» GIVEN REQUEST:
Select and copy every line of the records that contains the string "info".

» DATA SHOWN:
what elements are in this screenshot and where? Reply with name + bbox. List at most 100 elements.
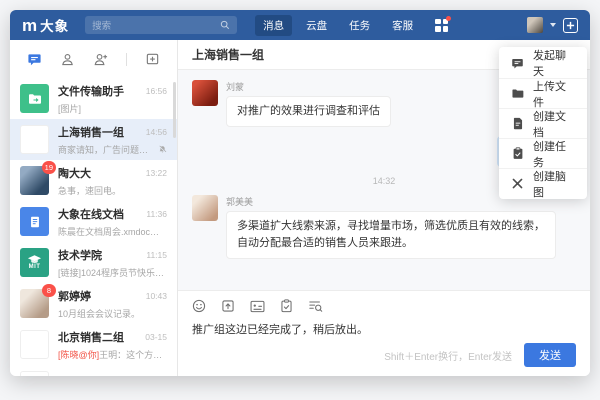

==

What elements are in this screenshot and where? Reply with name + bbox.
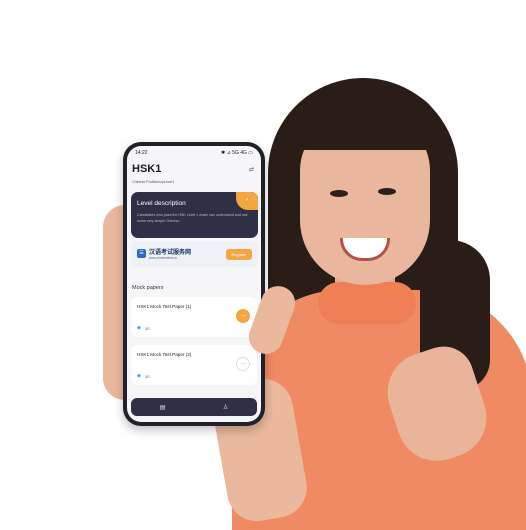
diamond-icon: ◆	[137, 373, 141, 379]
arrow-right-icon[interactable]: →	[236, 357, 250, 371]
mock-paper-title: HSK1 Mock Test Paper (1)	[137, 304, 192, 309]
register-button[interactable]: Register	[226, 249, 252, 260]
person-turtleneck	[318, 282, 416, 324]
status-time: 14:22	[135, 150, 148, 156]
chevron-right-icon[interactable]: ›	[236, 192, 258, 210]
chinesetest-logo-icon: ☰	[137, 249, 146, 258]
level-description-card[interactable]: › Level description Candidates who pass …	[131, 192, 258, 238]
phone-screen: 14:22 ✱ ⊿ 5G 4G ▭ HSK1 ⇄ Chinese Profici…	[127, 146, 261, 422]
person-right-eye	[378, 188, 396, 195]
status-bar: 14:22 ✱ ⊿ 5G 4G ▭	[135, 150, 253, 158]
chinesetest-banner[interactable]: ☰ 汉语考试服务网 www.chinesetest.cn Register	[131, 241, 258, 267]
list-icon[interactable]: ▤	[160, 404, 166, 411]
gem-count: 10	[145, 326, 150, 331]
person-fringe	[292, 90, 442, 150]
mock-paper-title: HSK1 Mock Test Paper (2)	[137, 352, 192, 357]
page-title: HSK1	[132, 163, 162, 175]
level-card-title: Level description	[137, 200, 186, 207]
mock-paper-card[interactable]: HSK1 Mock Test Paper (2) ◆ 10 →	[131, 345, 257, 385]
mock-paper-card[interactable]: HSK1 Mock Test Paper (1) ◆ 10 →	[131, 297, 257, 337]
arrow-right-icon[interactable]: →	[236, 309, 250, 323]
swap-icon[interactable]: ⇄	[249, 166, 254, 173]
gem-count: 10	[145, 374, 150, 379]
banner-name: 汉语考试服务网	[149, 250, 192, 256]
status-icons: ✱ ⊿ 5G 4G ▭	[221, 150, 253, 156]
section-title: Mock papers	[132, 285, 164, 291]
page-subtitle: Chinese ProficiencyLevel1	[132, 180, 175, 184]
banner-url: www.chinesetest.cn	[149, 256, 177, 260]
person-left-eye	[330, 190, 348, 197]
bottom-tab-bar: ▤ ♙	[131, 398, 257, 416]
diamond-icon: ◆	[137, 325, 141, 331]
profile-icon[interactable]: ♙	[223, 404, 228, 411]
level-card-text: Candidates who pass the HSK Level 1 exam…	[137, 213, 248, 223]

--

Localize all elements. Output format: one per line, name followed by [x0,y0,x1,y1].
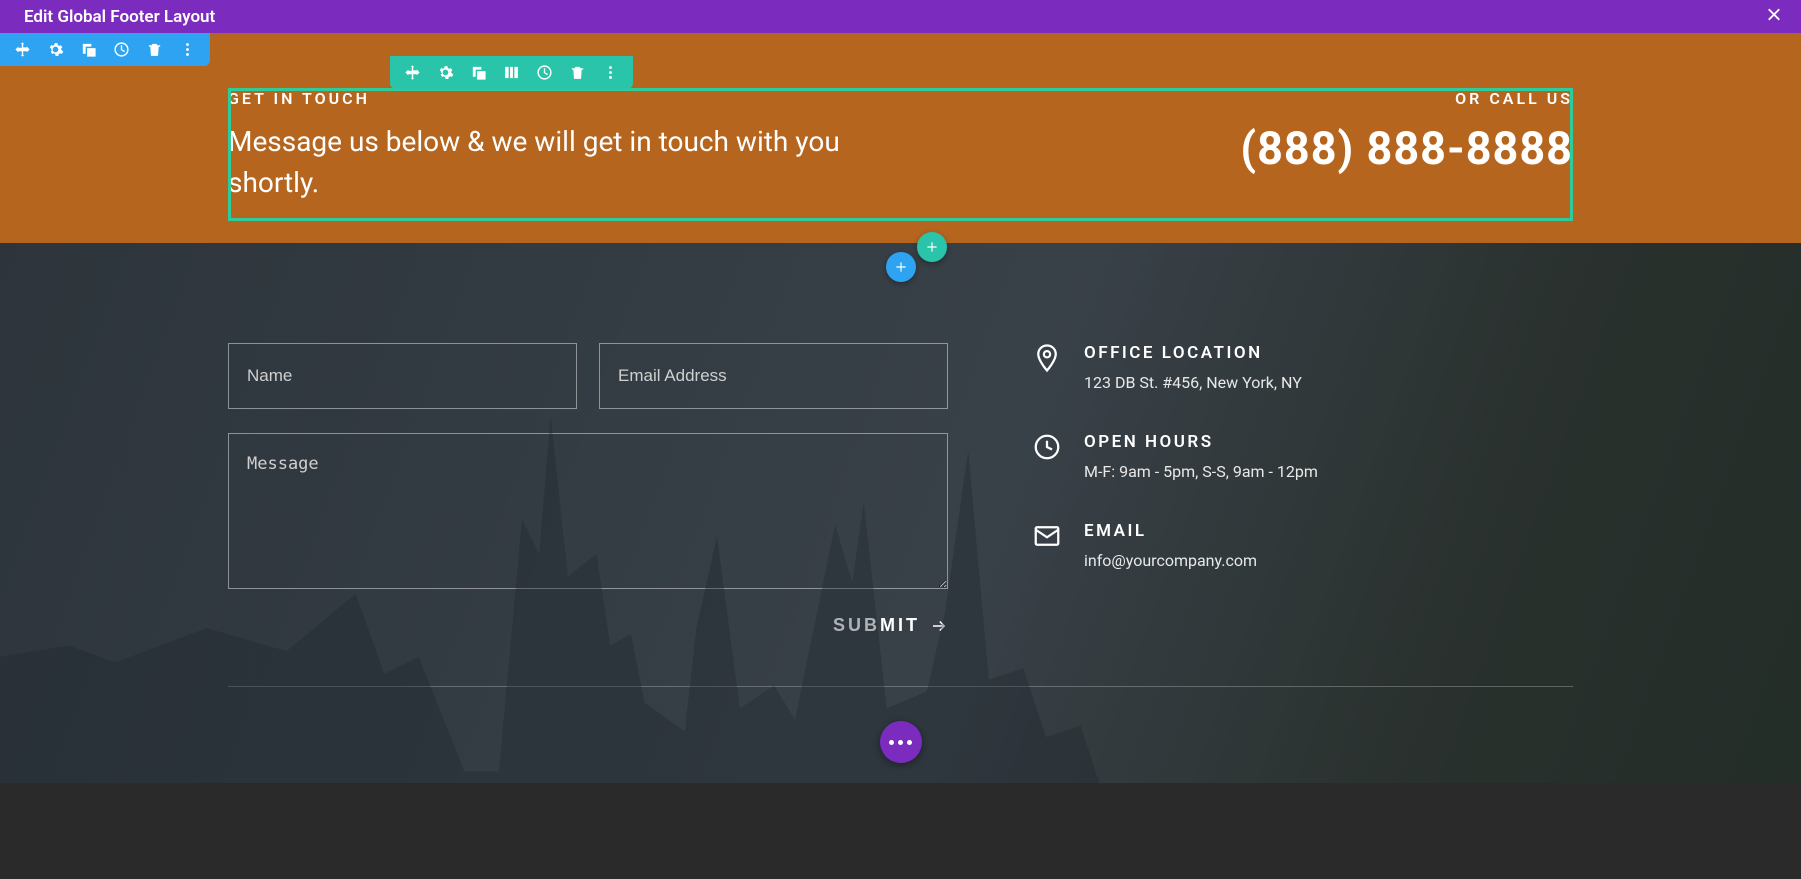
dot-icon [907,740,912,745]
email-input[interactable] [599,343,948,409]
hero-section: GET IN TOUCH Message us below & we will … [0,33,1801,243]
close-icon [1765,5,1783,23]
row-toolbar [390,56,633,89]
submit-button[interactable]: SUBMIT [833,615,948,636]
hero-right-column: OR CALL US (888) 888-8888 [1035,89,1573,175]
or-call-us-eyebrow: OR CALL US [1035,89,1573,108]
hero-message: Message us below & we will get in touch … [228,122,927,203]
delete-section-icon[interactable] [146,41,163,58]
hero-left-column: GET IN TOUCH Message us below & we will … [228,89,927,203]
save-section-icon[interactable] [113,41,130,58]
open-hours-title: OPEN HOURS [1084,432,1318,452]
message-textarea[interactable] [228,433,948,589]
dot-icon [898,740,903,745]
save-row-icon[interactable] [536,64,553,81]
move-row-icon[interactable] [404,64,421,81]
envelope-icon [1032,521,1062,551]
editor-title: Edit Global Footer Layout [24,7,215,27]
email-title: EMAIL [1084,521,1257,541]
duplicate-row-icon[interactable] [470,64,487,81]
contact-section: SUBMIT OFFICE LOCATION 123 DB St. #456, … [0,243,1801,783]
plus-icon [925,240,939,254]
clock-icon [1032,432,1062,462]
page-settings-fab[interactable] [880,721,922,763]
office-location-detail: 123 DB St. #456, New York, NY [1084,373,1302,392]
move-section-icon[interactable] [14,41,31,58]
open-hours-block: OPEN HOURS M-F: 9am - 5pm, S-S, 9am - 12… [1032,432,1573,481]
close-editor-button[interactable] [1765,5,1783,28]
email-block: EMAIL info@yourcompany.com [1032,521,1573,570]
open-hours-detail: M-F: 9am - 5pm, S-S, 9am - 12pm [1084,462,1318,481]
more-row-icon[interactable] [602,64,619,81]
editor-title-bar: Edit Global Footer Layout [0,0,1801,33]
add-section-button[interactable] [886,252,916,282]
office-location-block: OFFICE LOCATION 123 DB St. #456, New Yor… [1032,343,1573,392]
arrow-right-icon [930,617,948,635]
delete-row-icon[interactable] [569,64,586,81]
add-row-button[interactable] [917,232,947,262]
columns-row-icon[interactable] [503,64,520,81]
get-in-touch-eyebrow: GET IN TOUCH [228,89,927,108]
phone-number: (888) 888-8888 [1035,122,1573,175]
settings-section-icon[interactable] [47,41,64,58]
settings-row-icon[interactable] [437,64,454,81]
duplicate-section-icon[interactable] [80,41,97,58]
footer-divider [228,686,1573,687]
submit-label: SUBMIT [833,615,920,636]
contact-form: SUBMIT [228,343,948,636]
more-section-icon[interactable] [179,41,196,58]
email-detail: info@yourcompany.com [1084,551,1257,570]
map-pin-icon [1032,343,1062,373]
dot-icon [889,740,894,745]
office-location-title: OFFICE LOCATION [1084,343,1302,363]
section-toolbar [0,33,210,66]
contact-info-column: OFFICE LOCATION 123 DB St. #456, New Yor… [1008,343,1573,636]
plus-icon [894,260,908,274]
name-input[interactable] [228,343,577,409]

» CORRECT OUTPUT:
email-block: EMAIL info@yourcompany.com [1032,521,1573,570]
email-detail: info@yourcompany.com [1084,551,1257,570]
contact-info-column: OFFICE LOCATION 123 DB St. #456, New Yor… [1008,343,1573,636]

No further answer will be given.